WHAT IS EXPECTED: Find each line with the word "Brazil" and copy it.

── DATASET ROWS ──

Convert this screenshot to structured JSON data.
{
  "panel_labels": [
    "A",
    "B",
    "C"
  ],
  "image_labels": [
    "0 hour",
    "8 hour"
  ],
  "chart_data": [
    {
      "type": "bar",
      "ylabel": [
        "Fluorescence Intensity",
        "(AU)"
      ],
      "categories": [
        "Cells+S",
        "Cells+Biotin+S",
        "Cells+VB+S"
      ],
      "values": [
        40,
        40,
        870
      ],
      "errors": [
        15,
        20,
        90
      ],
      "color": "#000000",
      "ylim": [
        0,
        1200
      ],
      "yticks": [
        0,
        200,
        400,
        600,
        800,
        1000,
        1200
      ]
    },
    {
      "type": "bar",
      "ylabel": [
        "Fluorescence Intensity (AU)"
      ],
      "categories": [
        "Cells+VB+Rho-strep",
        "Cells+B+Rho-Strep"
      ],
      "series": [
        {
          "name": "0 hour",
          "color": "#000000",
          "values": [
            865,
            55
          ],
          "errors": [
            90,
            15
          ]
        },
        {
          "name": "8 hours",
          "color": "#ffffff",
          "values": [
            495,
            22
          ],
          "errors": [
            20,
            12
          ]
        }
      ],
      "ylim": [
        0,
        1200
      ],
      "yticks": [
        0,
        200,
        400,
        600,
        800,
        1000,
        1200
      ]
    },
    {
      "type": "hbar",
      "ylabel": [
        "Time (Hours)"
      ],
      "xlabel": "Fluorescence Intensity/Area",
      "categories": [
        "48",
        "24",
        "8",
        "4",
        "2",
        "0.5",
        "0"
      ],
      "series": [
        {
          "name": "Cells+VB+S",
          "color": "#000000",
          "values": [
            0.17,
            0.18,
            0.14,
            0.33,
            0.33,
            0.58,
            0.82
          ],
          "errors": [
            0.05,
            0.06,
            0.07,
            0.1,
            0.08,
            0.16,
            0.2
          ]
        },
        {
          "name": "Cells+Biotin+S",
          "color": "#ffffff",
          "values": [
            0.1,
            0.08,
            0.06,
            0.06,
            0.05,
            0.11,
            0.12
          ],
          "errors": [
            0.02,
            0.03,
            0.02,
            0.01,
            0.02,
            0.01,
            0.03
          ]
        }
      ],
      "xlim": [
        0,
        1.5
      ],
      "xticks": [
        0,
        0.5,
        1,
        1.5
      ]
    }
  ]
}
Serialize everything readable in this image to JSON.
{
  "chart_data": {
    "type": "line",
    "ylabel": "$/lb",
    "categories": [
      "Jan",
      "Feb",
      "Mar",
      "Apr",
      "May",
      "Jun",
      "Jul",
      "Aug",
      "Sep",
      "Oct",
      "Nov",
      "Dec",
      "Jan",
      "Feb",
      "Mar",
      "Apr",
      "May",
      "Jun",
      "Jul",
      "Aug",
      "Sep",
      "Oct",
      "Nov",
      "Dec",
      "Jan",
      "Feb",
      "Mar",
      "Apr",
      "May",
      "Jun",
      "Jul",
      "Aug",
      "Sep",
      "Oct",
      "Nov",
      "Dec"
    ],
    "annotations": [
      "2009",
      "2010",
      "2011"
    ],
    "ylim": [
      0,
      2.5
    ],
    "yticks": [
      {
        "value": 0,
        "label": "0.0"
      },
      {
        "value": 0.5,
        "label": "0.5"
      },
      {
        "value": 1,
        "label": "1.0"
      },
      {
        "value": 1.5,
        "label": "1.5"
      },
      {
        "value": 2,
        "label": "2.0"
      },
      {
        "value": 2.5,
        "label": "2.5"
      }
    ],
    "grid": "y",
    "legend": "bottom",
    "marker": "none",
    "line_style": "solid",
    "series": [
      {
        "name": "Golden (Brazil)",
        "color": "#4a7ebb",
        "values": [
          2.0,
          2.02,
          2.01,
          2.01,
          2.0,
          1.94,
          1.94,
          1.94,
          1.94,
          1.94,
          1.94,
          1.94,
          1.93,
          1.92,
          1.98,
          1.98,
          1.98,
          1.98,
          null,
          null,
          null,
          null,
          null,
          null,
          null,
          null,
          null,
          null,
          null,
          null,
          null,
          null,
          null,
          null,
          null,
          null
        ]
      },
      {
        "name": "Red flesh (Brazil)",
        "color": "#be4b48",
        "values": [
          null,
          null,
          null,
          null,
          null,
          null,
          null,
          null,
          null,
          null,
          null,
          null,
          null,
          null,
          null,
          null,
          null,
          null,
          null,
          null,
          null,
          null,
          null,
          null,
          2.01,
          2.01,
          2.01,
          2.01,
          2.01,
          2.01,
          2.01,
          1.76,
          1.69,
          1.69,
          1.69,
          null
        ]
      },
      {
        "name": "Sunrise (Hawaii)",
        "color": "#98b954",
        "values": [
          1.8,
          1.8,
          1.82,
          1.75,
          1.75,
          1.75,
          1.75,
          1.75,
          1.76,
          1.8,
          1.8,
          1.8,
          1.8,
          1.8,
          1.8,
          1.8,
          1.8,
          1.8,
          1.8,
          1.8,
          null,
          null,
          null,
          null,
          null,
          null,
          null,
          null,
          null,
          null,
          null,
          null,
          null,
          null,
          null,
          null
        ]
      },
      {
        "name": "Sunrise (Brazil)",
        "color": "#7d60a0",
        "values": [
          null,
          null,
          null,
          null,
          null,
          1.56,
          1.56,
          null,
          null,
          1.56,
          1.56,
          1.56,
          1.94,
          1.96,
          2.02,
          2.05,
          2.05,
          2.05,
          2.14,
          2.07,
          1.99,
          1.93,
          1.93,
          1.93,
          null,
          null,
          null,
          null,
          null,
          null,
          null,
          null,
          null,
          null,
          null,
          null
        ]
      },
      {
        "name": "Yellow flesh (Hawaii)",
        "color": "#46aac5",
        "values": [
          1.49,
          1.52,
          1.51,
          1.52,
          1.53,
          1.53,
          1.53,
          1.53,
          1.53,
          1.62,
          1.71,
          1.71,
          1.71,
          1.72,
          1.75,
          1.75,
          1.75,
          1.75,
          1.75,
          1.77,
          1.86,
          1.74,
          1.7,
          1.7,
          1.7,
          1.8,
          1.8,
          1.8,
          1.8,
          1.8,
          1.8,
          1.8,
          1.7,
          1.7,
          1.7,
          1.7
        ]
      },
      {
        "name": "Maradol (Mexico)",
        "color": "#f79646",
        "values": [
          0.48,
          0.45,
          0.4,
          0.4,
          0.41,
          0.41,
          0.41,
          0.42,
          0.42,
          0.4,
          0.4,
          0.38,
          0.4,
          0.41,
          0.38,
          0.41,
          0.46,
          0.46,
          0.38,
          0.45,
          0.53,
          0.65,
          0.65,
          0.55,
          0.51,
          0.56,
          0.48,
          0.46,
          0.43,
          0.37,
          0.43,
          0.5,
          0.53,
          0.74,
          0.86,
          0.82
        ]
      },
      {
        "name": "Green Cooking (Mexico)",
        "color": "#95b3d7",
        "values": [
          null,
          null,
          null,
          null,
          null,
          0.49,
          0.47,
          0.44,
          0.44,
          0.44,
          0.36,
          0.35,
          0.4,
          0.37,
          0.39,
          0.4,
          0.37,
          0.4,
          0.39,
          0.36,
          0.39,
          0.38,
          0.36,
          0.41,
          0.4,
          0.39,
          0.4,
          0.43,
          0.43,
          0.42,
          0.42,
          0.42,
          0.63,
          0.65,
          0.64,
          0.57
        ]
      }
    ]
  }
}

───

THE COMPLETED TASK:
        "name": "Golden (Brazil)",
        "name": "Red flesh (Brazil)",
        "name": "Sunrise (Brazil)",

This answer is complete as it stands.